Given instruction: Retype all material exactly. Pictures stay out of the copy.

** begin The input **

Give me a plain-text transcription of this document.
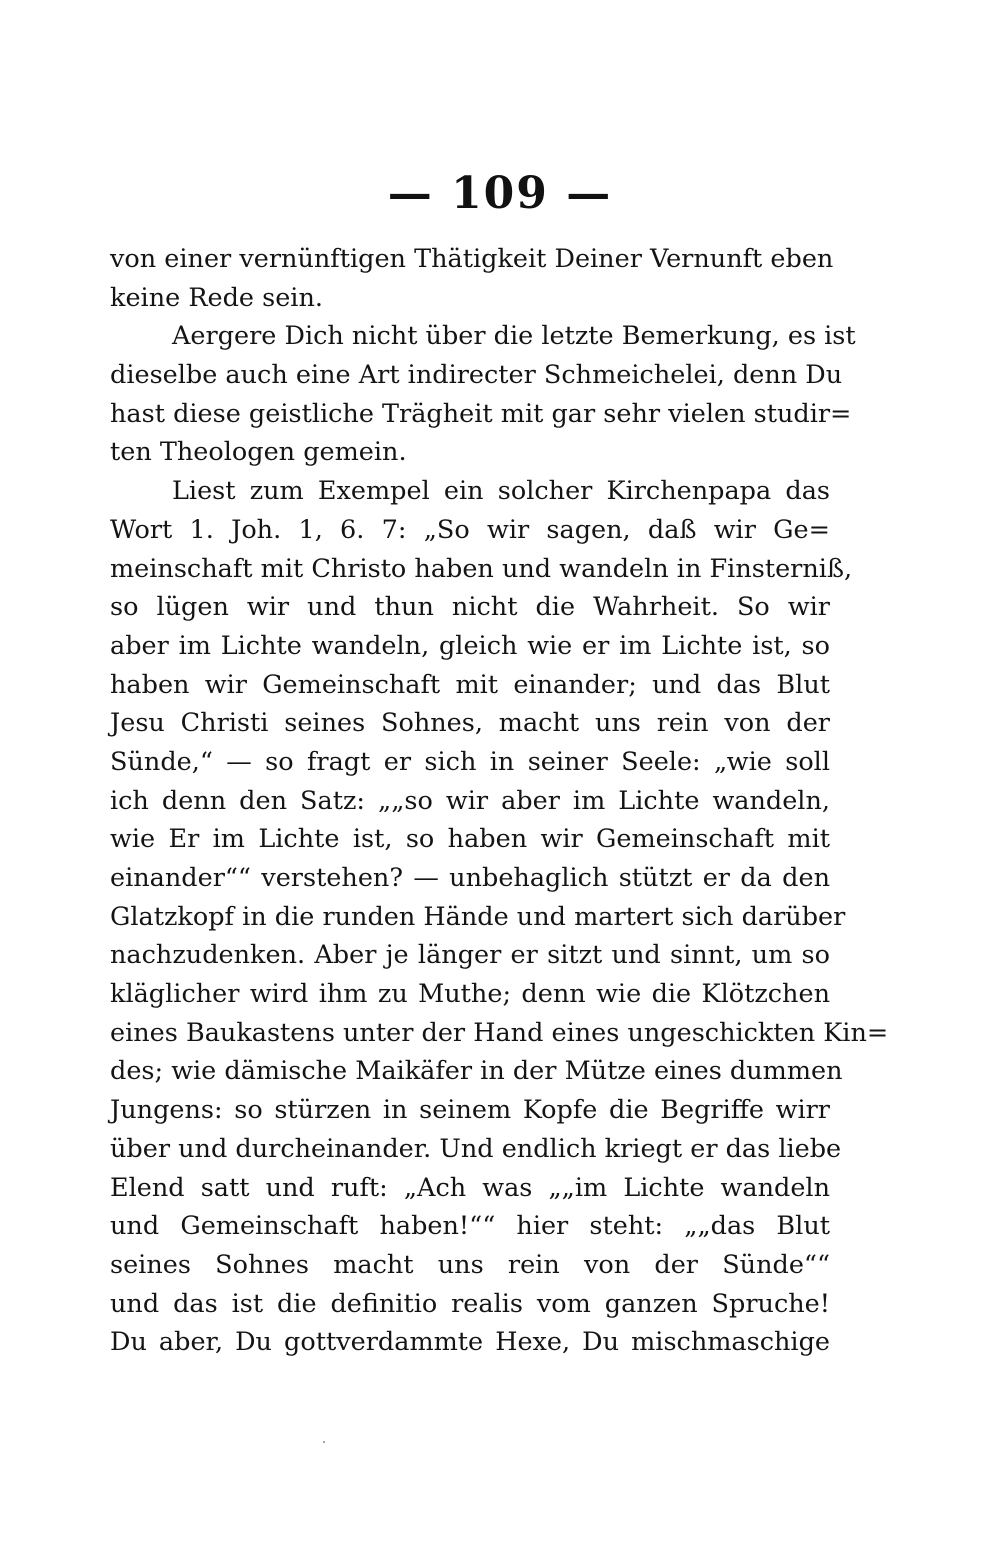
— 109 —
von einer vernünftigen Thätigkeit Deiner Vernunft eben
keine Rede sein.
Aergere Dich nicht über die letzte Bemerkung, es ist
dieselbe auch eine Art indirecter Schmeichelei, denn Du
hast diese geistliche Trägheit mit gar sehr vielen studir=
ten Theologen gemein.
Liest zum Exempel ein solcher Kirchenpapa das
Wort 1. Joh. 1, 6. 7: „So wir sagen, daß wir Ge=
meinschaft mit Christo haben und wandeln in Finsterniß,
so lügen wir und thun nicht die Wahrheit. So wir
aber im Lichte wandeln, gleich wie er im Lichte ist, so
haben wir Gemeinschaft mit einander; und das Blut
Jesu Christi seines Sohnes, macht uns rein von der
Sünde,“ — so fragt er sich in seiner Seele: „wie soll
ich denn den Satz: „„so wir aber im Lichte wandeln,
wie Er im Lichte ist, so haben wir Gemeinschaft mit
einander““ verstehen? — unbehaglich stützt er da den
Glatzkopf in die runden Hände und martert sich darüber
nachzudenken. Aber je länger er sitzt und sinnt, um so
kläglicher wird ihm zu Muthe; denn wie die Klötzchen
eines Baukastens unter der Hand eines ungeschickten Kin=
des; wie dämische Maikäfer in der Mütze eines dummen
Jungens: so stürzen in seinem Kopfe die Begriffe wirr
über und durcheinander. Und endlich kriegt er das liebe
Elend satt und ruft: „Ach was „„im Lichte wandeln
und Gemeinschaft haben!““ hier steht: „„das Blut
seines Sohnes macht uns rein von der Sünde““
und das ist die definitio realis vom ganzen Spruche!
Du aber, Du gottverdammte Hexe, Du mischmaschige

** end The input **

Solution to this task:
Give me a plain-text transcription of this document.
— 109 —
von einer vernünftigen Thätigkeit Deiner Vernunft eben
keine Rede sein.
Aergere Dich nicht über die letzte Bemerkung, es ist
dieselbe auch eine Art indirecter Schmeichelei, denn Du
hast diese geistliche Trägheit mit gar sehr vielen studir=
ten Theologen gemein.
Liest zum Exempel ein solcher Kirchenpapa das
Wort 1. Joh. 1, 6. 7: „So wir sagen, daß wir Ge=
meinschaft mit Christo haben und wandeln in Finsterniß,
so lügen wir und thun nicht die Wahrheit. So wir
aber im Lichte wandeln, gleich wie er im Lichte ist, so
haben wir Gemeinschaft mit einander; und das Blut
Jesu Christi seines Sohnes, macht uns rein von der
Sünde,“ — so fragt er sich in seiner Seele: „wie soll
ich denn den Satz: „„so wir aber im Lichte wandeln,
wie Er im Lichte ist, so haben wir Gemeinschaft mit
einander““ verstehen? — unbehaglich stützt er da den
Glatzkopf in die runden Hände und martert sich darüber
nachzudenken. Aber je länger er sitzt und sinnt, um so
kläglicher wird ihm zu Muthe; denn wie die Klötzchen
eines Baukastens unter der Hand eines ungeschickten Kin=
des; wie dämische Maikäfer in der Mütze eines dummen
Jungens: so stürzen in seinem Kopfe die Begriffe wirr
über und durcheinander. Und endlich kriegt er das liebe
Elend satt und ruft: „Ach was „„im Lichte wandeln
und Gemeinschaft haben!““ hier steht: „„das Blut
seines Sohnes macht uns rein von der Sünde““
und das ist die definitio realis vom ganzen Spruche!
Du aber, Du gottverdammte Hexe, Du mischmaschige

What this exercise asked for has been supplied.